Input rows:
◇ ◇ ◇ ◇ ◇
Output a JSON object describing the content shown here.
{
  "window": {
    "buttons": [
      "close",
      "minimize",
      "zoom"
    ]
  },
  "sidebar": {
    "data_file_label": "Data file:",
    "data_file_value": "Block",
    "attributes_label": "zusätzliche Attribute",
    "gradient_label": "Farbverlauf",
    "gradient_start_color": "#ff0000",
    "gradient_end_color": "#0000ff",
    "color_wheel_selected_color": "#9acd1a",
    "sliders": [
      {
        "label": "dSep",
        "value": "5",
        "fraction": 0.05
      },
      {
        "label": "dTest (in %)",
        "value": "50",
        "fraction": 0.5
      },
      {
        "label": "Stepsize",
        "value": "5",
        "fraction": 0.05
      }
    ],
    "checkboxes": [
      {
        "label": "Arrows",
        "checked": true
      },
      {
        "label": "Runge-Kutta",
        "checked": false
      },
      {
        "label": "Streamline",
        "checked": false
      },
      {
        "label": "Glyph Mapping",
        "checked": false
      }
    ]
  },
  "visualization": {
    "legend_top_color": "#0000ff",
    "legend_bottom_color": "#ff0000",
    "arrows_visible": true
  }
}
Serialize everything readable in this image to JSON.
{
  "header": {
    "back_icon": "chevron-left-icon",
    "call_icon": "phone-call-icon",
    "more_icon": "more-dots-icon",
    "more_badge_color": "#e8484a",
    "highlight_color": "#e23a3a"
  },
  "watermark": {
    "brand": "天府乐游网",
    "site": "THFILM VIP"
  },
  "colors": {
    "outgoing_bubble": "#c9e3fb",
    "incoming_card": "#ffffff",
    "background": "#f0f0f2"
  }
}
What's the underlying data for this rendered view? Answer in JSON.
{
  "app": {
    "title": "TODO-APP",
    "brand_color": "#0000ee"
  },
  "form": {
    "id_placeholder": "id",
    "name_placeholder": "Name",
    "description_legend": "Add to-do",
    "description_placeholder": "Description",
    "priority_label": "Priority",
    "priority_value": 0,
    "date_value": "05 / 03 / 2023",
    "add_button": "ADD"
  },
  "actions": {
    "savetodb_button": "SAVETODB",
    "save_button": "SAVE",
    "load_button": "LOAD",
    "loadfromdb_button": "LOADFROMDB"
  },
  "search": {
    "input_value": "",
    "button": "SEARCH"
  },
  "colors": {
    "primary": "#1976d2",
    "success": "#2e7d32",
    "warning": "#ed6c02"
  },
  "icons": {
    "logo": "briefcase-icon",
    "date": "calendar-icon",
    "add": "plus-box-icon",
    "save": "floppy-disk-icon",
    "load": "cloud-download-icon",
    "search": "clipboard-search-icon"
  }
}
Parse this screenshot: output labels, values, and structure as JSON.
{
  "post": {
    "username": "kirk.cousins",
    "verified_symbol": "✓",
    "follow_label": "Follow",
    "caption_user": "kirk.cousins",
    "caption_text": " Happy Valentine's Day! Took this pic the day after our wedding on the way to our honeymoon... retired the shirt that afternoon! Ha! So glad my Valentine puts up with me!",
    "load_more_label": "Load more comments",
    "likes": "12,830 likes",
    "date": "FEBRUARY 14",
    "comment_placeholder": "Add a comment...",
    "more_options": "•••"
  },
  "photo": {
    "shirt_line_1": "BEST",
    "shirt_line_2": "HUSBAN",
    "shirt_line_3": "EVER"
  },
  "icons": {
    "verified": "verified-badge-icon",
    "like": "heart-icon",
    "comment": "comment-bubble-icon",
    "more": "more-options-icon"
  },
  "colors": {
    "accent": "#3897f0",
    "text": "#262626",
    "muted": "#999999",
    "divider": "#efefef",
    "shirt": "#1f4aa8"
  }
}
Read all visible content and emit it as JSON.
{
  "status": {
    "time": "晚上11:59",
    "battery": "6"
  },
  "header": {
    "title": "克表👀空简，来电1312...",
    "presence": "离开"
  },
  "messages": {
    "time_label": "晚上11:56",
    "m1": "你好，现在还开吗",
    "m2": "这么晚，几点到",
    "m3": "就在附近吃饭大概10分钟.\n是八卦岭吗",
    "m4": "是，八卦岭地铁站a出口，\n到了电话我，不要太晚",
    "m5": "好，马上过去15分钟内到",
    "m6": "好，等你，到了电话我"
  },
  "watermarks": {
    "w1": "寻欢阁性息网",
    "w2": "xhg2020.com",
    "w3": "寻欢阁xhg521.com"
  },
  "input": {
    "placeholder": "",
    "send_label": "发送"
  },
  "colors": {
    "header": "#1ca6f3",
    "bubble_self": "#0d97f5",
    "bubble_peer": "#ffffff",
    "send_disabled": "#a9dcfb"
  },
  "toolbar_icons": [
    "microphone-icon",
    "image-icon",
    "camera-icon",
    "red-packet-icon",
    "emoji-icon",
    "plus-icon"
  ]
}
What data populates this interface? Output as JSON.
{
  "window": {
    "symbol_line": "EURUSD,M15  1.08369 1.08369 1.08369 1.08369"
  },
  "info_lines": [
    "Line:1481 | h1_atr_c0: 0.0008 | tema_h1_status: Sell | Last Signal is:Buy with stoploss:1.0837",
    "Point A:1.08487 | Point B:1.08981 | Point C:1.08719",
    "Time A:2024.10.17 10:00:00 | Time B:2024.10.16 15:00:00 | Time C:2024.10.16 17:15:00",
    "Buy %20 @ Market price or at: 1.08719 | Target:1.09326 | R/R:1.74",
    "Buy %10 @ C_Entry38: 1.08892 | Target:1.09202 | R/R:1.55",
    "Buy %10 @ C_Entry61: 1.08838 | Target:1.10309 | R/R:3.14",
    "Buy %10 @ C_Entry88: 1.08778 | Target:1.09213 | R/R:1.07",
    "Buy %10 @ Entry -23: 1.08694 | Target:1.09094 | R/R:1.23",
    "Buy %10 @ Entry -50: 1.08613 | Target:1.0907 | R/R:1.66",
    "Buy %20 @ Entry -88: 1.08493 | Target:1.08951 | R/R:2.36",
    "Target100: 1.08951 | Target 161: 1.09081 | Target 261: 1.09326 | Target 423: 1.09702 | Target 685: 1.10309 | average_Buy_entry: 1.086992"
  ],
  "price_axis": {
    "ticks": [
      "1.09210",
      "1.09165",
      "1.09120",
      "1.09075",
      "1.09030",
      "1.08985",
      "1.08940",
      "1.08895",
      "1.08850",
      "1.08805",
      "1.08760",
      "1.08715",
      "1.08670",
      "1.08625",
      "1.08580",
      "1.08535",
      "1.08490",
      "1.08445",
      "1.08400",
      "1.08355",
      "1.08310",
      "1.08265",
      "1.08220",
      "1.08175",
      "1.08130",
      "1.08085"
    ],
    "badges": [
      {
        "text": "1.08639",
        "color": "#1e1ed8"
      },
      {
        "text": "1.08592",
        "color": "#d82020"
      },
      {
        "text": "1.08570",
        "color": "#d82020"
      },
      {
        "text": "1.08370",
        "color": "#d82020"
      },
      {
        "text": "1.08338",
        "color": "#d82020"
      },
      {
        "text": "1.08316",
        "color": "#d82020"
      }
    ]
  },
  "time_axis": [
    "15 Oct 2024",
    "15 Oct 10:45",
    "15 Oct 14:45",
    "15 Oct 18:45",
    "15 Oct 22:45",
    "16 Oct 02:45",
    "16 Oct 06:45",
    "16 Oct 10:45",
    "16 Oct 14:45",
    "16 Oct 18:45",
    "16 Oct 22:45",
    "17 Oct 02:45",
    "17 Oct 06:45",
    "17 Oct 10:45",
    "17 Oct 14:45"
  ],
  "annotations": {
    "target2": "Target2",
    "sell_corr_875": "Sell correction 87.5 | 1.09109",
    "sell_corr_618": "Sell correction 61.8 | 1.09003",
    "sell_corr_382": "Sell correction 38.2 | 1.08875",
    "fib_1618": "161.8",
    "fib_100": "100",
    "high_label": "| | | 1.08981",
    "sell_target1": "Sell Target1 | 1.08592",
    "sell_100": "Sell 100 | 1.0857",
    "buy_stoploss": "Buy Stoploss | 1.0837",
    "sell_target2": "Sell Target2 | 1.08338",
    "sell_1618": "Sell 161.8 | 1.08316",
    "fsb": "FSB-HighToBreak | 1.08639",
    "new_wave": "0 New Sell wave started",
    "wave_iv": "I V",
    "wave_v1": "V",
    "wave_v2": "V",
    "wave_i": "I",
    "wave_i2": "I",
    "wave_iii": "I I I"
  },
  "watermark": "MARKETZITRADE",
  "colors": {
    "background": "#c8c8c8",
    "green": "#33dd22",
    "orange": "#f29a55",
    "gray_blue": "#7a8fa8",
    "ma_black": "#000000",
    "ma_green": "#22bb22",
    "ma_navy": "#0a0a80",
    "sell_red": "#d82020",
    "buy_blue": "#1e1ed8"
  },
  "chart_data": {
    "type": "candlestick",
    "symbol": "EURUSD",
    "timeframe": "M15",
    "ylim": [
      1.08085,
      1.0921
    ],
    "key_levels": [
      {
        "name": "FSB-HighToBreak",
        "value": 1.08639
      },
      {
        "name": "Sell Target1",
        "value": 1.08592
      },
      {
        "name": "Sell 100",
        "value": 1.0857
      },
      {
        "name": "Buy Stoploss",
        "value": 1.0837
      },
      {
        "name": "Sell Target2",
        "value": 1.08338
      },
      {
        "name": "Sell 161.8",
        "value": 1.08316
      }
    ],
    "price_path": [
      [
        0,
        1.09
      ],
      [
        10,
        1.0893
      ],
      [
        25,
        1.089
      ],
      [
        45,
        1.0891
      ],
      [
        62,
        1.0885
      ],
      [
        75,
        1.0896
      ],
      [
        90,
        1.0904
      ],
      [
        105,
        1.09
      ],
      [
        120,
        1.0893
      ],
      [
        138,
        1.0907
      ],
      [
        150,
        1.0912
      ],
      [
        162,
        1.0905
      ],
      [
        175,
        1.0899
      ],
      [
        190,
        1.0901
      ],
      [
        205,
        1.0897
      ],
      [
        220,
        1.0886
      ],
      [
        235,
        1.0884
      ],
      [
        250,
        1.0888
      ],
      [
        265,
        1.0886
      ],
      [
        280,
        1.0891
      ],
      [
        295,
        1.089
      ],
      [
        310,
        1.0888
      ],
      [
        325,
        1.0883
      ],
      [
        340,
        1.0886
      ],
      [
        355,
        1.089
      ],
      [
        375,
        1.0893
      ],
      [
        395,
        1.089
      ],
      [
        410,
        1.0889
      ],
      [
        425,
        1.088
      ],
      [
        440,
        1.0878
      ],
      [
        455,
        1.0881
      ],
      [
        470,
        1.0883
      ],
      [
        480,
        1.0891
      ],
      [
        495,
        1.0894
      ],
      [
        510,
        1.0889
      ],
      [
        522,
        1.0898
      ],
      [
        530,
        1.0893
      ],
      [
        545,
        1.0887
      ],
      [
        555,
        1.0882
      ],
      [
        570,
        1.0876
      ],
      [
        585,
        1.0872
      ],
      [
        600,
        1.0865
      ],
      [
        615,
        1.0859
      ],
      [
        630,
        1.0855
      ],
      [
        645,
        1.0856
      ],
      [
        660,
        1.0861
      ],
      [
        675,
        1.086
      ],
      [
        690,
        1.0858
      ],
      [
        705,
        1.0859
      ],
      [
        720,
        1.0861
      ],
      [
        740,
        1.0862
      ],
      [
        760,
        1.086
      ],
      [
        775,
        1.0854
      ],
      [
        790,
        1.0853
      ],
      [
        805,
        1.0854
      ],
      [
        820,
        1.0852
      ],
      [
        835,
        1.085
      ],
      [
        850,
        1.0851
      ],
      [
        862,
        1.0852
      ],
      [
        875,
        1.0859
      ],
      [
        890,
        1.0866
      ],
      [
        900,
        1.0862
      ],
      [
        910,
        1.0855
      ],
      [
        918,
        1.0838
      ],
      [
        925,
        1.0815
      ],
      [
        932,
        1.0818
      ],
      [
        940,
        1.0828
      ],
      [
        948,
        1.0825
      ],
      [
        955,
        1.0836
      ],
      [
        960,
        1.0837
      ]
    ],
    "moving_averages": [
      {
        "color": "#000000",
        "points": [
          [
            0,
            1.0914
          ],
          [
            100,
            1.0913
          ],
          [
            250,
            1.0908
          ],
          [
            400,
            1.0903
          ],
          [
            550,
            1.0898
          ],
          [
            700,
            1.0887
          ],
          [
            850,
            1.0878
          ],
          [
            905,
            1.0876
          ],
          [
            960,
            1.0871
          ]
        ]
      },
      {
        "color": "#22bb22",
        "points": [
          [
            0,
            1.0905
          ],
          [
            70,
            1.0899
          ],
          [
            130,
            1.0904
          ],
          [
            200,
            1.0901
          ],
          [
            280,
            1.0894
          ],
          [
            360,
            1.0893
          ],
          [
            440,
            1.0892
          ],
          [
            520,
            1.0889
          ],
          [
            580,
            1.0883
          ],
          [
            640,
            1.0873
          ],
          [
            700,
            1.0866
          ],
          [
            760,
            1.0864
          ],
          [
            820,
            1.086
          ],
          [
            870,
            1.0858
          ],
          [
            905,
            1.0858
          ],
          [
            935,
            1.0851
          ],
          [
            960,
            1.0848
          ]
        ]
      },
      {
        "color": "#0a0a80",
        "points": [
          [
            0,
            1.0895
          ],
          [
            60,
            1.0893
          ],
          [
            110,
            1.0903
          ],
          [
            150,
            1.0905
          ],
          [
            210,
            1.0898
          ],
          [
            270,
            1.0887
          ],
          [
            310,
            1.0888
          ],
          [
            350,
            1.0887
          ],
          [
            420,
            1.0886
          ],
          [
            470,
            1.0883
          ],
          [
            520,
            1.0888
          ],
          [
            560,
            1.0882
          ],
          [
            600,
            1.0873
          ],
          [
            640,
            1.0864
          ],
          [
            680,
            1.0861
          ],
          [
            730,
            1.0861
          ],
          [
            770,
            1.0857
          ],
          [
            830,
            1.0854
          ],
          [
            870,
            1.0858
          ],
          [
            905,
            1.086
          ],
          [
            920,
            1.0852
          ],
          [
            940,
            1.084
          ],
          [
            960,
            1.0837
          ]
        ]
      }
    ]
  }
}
◇ ◇ ◇ ◇ ◇
Among the records above, find each line holding the string "background" and pull it out.

Final result:
    "background": "#f0f0f2"
    "background": "#c8c8c8",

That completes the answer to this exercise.